EXERCISE: Extract every line that contains the word "Dokument".
====================
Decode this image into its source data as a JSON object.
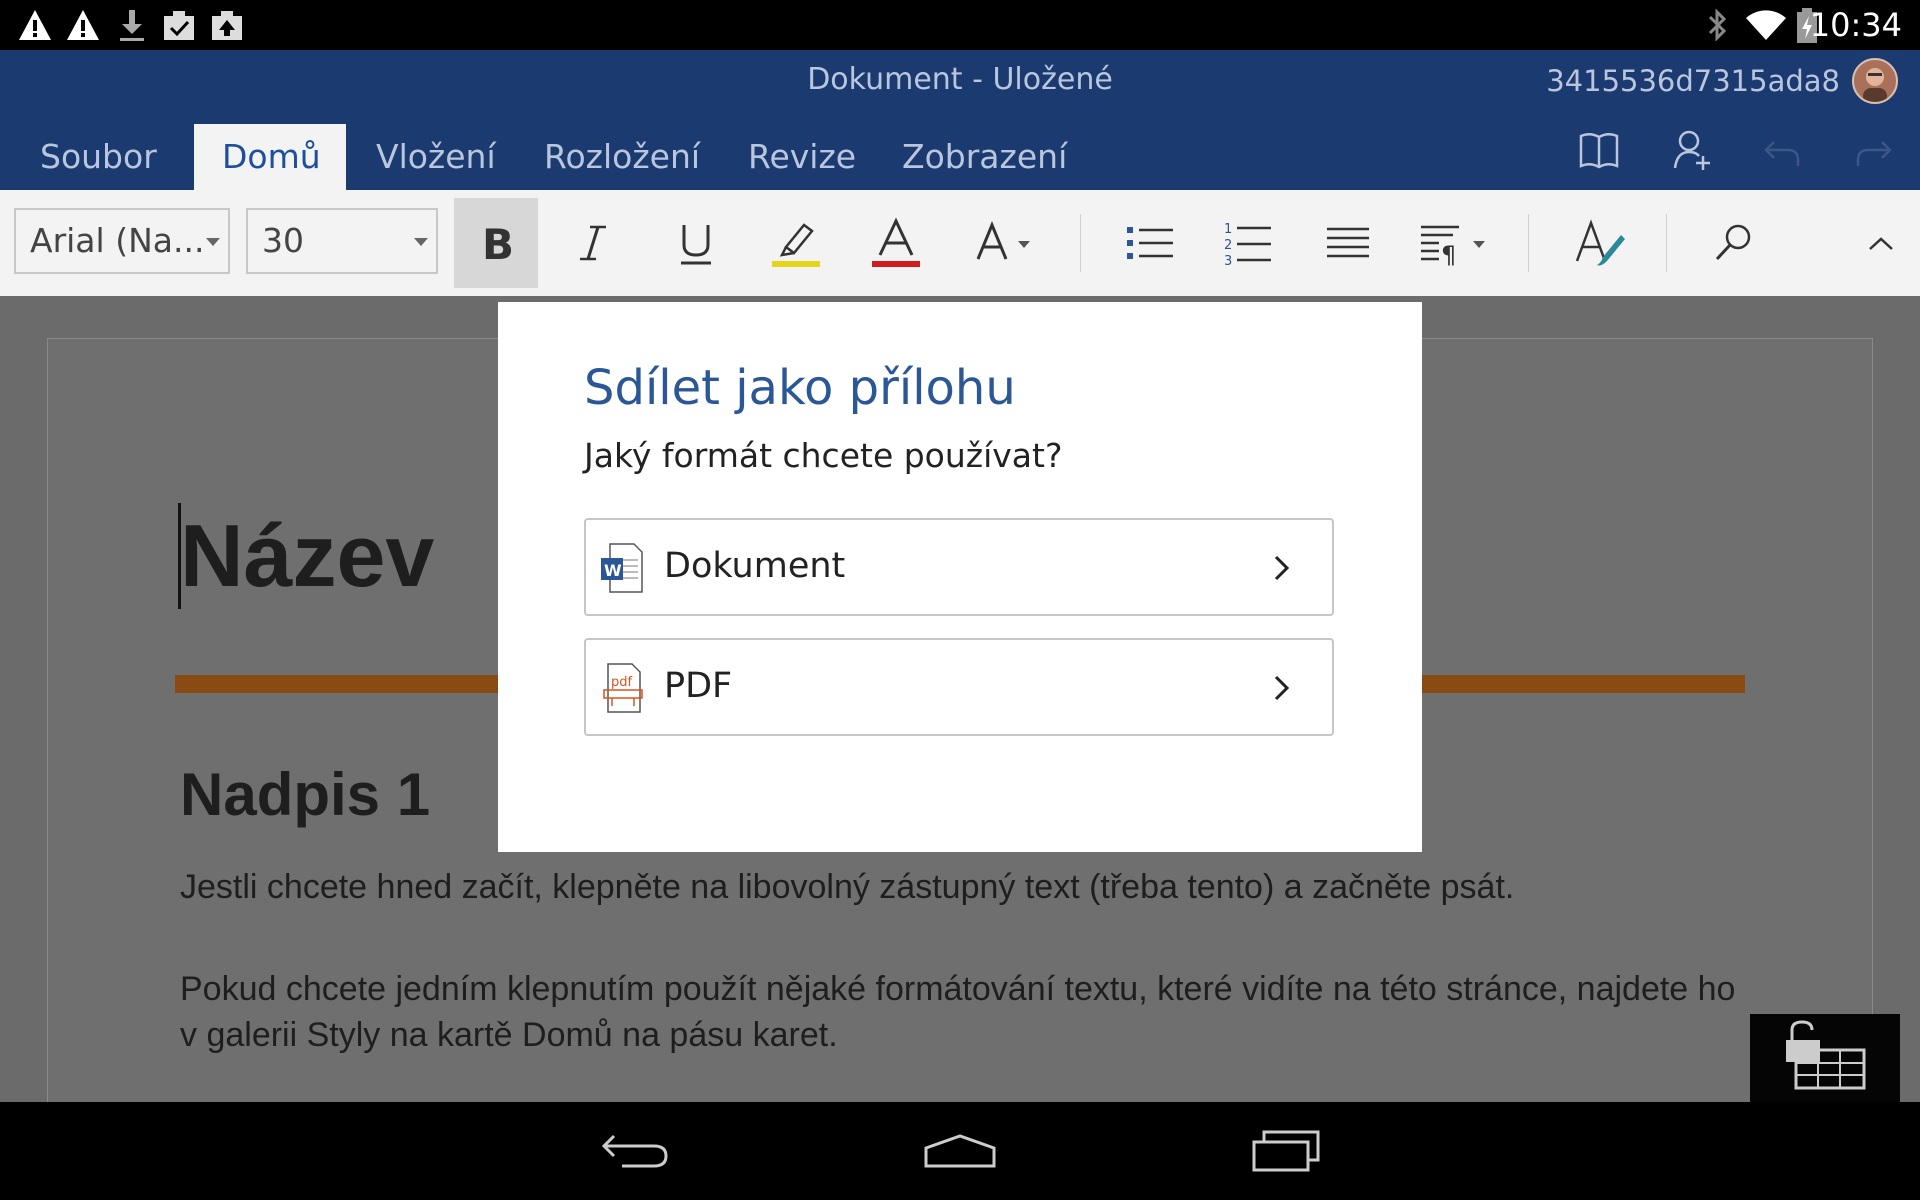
{
  "status_bar": {
    "time": "10:34",
    "left_icons": [
      "warning-icon",
      "warning-icon",
      "download-icon",
      "clipboard-check-icon",
      "clipboard-upload-icon"
    ],
    "right_icons": [
      "bluetooth-icon",
      "wifi-icon",
      "battery-icon"
    ]
  },
  "header": {
    "doc_title": "Dokument - Uložené",
    "account_id": "3415536d7315ada8"
  },
  "ribbon": {
    "tabs": [
      {
        "label": "Soubor",
        "active": false
      },
      {
        "label": "Domů",
        "active": true
      },
      {
        "label": "Vložení",
        "active": false
      },
      {
        "label": "Rozložení",
        "active": false
      },
      {
        "label": "Revize",
        "active": false
      },
      {
        "label": "Zobrazení",
        "active": false
      }
    ]
  },
  "toolbar": {
    "font_name": "Arial (Na...",
    "font_size": "30"
  },
  "document": {
    "title": "Název",
    "heading1": "Nadpis 1",
    "para1": "Jestli chcete hned začít, klepněte na libovolný zástupný text (třeba tento) a začněte psát.",
    "para2": "Pokud chcete jedním klepnutím použít nějaké formátování textu, které vidíte na této stránce, najdete ho v galerii Styly na kartě Domů na pásu karet."
  },
  "dialog": {
    "title": "Sdílet jako přílohu",
    "subtitle": "Jaký formát chcete používat?",
    "options": [
      {
        "label": "Dokument",
        "icon": "word-document-icon"
      },
      {
        "label": "PDF",
        "icon": "pdf-document-icon"
      }
    ]
  },
  "colors": {
    "ribbon_bg": "#1b3a6f",
    "accent_blue": "#2b5797",
    "highlight_yellow": "#e8d41a",
    "font_color_red": "#d01c1c",
    "rule_orange": "#8a4a14"
  }
}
====================
EXERCISE ANSWER:
    "doc_title": "Dokument - Uložené",
        "label": "Dokument",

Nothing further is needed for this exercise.